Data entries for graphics
____________________

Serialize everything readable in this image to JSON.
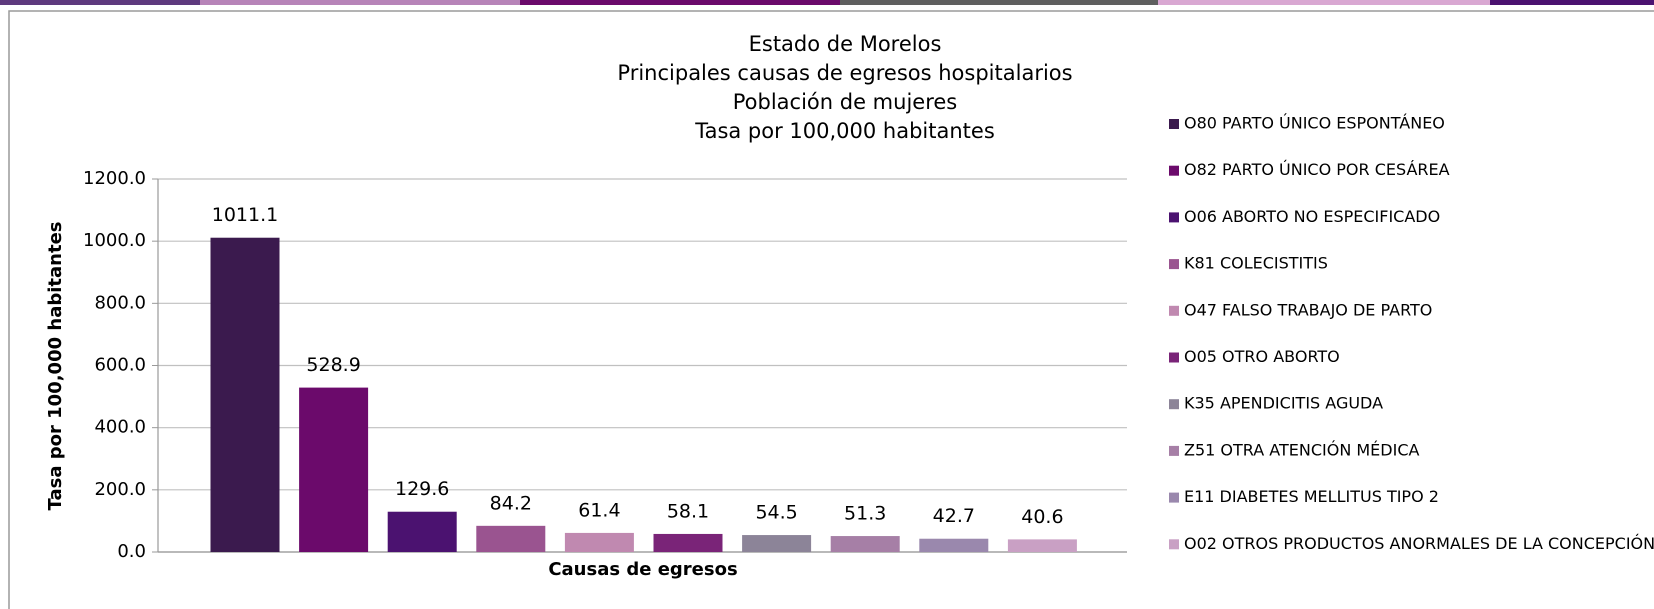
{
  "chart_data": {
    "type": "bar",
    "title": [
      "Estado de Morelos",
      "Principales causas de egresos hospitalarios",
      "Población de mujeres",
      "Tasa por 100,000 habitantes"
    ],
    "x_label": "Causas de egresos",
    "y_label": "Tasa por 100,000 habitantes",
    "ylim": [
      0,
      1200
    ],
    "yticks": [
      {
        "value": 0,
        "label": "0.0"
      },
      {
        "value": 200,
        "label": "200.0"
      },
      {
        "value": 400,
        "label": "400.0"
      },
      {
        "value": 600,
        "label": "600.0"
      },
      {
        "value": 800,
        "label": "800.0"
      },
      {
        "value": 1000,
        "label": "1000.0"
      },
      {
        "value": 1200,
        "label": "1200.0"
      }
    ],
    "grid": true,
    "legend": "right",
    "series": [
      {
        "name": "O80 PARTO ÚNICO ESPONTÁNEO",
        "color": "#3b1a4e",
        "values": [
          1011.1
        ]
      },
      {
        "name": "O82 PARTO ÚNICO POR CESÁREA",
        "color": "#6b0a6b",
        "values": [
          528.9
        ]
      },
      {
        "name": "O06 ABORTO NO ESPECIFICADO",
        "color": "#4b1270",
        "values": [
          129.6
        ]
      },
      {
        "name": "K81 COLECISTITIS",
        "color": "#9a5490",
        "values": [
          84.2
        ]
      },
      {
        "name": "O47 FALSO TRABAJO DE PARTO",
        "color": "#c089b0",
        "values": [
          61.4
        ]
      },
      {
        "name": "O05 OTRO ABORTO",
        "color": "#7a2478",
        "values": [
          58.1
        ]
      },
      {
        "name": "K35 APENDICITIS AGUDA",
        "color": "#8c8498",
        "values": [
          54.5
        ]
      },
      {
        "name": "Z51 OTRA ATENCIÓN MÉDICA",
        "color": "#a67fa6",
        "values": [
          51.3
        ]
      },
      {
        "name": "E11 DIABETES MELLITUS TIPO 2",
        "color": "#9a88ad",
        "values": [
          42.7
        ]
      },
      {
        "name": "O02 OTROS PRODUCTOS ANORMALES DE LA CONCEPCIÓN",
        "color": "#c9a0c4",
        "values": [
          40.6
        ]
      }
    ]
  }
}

____________________

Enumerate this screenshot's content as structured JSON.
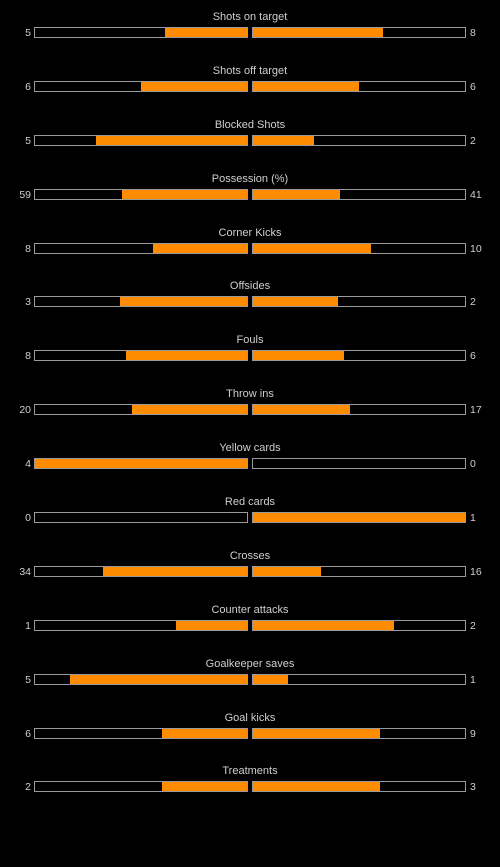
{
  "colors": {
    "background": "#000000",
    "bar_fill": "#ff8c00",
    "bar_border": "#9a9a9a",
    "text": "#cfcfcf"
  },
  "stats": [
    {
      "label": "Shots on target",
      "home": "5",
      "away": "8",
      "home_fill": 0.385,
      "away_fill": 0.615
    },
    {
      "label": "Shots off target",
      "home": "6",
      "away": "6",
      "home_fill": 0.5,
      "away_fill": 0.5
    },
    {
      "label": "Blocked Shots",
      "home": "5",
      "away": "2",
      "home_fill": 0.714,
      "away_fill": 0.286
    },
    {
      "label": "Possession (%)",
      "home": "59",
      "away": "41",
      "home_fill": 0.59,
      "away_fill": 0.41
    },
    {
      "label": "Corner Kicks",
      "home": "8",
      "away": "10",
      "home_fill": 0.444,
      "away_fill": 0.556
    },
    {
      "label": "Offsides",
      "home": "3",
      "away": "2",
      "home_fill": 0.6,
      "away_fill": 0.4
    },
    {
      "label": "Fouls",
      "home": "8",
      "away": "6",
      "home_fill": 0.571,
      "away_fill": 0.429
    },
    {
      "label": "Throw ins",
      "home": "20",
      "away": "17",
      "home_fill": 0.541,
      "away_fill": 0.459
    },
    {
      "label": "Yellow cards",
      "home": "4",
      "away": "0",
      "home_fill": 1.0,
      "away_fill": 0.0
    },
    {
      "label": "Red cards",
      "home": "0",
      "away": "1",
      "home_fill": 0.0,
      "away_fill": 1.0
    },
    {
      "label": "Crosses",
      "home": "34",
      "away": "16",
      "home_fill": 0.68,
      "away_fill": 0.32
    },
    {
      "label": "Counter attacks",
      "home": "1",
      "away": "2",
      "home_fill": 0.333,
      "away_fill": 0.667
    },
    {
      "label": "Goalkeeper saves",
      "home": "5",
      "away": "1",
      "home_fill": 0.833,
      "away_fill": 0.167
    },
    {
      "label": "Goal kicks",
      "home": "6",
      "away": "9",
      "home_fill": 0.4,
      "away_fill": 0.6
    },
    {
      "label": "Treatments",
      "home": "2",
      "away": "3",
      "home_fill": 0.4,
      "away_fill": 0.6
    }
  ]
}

____________________

DIRECTION:
Copy each line in the data that holds the word "ÚNICO".

THE RESULT:
        "name": "O80 PARTO ÚNICO ESPONTÁNEO",
        "name": "O82 PARTO ÚNICO POR CESÁREA",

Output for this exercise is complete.